To be done: From the records, pick out and copy each line containing "JSON".

Records for the exercise:

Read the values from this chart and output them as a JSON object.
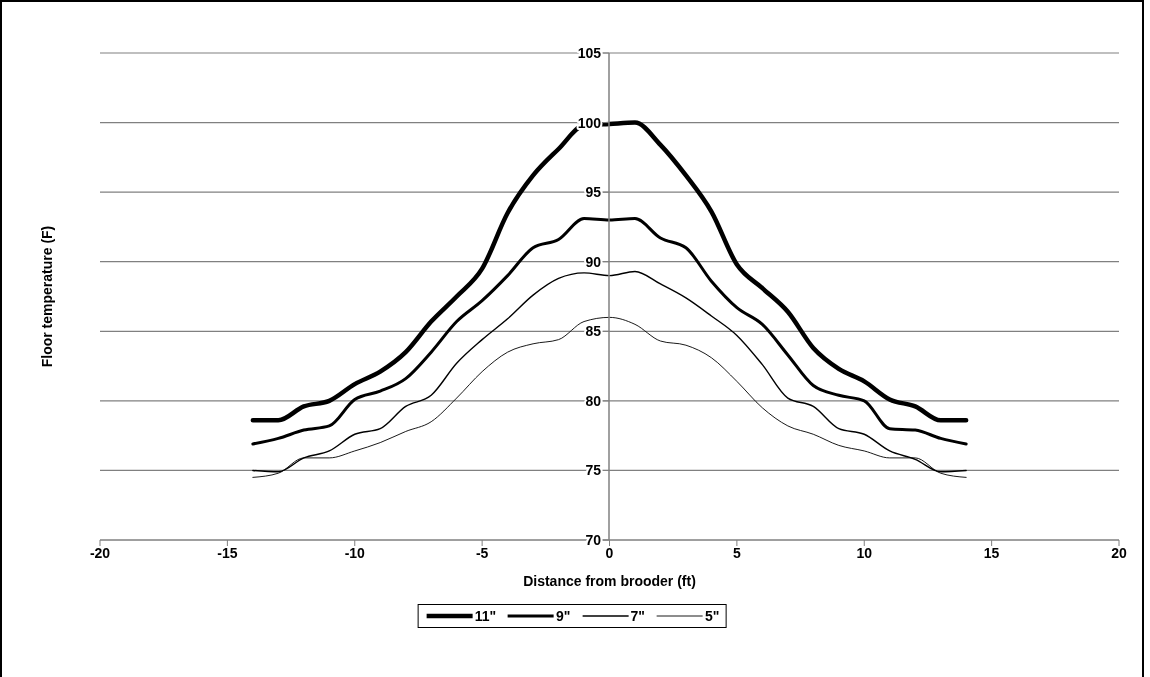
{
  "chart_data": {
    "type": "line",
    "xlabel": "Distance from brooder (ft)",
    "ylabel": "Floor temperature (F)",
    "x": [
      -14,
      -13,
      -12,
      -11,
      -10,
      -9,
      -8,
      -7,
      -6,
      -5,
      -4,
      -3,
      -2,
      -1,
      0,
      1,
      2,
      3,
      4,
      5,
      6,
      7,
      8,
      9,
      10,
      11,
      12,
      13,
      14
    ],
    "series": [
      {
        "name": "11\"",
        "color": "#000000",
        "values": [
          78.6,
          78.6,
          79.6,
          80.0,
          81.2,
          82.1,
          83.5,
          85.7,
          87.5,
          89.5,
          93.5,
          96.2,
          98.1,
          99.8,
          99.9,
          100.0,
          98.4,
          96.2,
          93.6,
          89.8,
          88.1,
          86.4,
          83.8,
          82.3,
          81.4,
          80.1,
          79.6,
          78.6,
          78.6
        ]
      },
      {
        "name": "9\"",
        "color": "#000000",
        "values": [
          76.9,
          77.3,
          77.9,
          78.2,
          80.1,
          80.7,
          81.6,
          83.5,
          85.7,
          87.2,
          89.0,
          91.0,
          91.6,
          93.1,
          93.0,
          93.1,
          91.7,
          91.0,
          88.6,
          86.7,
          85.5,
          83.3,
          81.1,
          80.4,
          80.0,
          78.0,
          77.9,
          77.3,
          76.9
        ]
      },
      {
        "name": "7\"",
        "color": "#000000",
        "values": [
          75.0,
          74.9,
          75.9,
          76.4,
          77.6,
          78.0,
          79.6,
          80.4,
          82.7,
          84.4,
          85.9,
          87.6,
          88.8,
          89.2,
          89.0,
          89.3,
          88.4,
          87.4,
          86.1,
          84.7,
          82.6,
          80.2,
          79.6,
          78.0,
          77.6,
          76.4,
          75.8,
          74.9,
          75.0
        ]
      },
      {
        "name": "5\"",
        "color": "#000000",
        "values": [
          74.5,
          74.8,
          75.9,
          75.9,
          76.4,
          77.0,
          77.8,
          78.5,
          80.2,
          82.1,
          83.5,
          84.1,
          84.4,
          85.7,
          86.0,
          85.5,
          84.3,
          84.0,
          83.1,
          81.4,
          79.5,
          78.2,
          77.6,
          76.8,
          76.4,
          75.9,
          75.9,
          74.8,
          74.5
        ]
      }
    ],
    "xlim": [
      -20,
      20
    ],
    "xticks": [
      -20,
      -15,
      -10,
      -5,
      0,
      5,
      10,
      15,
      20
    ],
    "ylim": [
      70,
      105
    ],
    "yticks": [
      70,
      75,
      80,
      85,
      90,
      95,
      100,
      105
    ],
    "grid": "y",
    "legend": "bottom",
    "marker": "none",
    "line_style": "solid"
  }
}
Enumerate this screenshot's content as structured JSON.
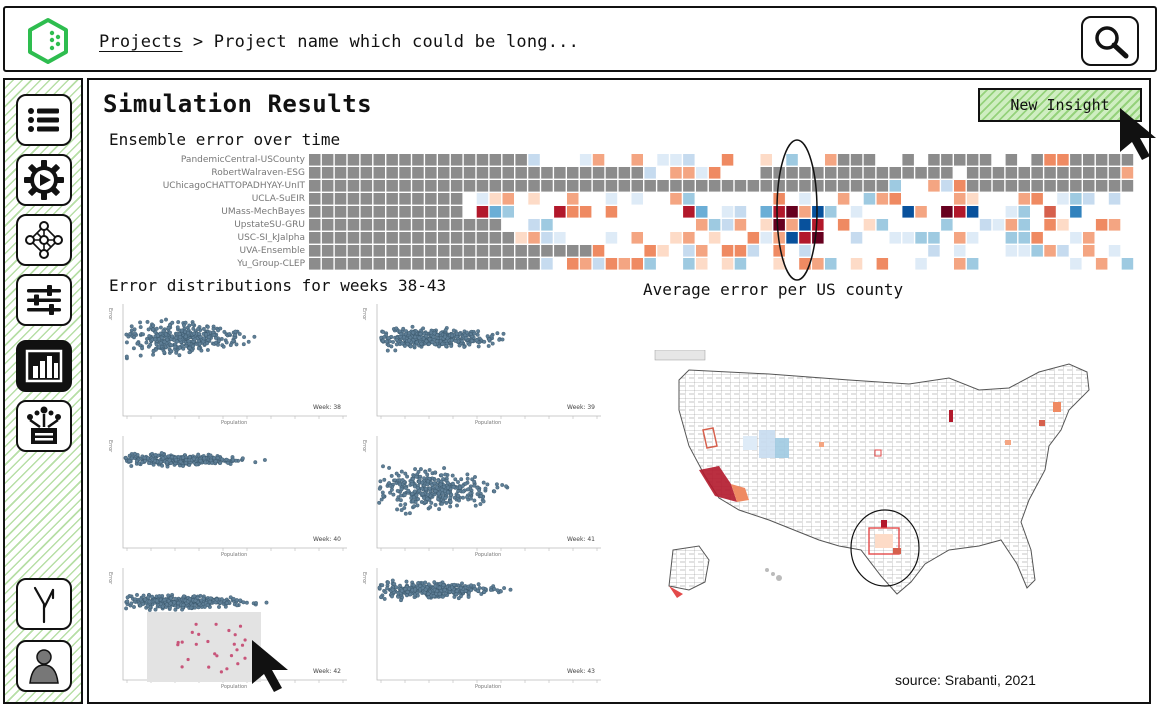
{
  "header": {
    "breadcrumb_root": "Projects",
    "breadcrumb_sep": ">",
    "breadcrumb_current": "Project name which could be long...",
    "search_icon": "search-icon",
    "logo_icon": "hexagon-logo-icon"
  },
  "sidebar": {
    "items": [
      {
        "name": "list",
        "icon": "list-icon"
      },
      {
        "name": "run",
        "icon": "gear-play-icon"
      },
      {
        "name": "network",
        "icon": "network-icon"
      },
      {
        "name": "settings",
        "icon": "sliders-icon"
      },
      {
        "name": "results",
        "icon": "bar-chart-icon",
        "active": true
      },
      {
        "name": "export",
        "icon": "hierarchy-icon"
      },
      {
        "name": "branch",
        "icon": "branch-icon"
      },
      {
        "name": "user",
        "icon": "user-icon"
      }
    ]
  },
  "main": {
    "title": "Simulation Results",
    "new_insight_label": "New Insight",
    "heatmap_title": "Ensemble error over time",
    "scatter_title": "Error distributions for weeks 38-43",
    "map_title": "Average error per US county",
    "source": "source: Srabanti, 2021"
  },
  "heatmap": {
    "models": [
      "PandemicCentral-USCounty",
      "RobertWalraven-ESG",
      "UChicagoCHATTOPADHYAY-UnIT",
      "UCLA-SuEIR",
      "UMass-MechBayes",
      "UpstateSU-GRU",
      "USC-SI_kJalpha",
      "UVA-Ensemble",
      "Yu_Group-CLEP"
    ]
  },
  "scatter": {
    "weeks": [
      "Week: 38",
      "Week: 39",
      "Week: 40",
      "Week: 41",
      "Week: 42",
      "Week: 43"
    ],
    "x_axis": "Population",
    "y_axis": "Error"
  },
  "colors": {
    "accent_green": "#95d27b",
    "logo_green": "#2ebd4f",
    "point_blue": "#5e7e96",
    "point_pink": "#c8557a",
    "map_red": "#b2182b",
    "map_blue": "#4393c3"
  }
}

Task output:
Read the values from this chart and output them as a JSON object.
Enumerate this screenshot's content as structured JSON.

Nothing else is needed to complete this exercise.